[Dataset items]
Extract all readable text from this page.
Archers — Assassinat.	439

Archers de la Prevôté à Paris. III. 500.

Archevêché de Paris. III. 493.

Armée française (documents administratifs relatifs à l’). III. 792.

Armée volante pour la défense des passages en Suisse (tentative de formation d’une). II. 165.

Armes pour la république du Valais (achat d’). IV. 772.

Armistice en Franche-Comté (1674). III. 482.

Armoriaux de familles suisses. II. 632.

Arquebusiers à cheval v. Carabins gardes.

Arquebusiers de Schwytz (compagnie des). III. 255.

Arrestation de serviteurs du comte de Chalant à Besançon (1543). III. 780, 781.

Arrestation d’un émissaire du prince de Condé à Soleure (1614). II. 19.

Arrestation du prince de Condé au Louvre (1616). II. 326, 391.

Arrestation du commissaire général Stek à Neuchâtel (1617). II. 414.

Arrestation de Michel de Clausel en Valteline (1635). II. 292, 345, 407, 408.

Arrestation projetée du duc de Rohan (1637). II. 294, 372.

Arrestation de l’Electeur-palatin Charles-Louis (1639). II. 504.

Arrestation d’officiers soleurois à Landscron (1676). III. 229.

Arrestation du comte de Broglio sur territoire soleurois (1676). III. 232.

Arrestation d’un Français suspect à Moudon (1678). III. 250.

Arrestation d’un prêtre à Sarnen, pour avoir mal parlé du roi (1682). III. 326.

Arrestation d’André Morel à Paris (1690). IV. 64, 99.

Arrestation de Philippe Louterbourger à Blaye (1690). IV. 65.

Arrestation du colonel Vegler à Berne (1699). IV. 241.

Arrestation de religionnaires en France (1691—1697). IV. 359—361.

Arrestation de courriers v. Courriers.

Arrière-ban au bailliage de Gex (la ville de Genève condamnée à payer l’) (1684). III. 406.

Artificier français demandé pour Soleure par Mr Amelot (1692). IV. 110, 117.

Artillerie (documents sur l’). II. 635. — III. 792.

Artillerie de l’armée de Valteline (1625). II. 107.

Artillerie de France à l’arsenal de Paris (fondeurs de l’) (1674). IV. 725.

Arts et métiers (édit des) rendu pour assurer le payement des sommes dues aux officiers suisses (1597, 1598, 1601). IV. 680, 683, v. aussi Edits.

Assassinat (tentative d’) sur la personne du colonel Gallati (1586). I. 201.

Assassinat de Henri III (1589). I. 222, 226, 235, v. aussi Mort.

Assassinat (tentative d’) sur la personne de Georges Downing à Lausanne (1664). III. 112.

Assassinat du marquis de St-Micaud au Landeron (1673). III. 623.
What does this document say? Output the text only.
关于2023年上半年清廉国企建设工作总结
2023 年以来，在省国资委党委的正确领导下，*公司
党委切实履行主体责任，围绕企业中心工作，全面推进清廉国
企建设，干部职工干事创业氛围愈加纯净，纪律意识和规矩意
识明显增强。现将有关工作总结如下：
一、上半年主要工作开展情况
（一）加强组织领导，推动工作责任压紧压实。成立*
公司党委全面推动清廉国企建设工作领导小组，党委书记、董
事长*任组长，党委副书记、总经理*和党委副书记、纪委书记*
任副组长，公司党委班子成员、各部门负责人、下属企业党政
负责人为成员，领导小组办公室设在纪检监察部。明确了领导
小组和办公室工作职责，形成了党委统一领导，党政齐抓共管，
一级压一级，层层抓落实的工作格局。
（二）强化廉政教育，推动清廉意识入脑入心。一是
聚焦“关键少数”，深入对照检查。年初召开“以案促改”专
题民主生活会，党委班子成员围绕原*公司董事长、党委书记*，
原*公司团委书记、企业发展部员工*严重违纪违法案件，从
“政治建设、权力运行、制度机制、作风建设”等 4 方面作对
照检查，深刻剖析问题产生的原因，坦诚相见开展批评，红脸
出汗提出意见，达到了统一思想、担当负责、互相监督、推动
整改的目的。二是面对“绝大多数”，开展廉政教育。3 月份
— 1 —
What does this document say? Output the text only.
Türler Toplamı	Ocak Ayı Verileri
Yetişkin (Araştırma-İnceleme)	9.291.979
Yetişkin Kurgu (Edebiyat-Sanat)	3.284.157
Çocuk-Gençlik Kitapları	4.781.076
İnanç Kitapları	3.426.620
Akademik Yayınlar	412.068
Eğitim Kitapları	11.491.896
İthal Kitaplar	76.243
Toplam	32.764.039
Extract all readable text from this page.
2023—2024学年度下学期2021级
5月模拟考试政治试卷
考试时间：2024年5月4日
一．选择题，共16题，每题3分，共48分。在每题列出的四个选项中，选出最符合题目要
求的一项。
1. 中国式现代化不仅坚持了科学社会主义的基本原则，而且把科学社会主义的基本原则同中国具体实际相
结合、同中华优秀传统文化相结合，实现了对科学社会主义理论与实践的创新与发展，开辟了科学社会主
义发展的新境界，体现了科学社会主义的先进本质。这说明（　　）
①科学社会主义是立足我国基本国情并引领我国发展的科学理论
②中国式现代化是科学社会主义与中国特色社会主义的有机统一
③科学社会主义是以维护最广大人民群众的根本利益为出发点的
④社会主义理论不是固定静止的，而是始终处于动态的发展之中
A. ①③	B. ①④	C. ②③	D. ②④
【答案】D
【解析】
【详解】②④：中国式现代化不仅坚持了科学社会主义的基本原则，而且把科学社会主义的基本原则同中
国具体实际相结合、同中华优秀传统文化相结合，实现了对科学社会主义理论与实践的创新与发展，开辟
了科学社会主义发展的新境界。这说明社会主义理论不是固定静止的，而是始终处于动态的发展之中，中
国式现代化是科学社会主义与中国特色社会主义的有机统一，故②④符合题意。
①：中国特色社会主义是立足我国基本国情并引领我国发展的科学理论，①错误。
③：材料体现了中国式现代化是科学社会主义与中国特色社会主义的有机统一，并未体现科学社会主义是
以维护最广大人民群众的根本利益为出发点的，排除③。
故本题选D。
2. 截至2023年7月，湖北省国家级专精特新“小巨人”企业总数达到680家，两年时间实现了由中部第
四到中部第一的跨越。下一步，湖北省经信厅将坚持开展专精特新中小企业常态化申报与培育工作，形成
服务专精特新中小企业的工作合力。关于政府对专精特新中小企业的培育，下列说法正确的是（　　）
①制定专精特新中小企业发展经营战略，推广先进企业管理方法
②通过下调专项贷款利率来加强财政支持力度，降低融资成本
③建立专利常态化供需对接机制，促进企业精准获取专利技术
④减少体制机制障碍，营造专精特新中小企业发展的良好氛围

▸ **Aim of the task**:
Copy each line above that contains the word "documents".

▸ **Response**:
Armée française (documents administratifs relatifs à l’). III. 792.
Artillerie (documents sur l’). II. 635. — III. 792.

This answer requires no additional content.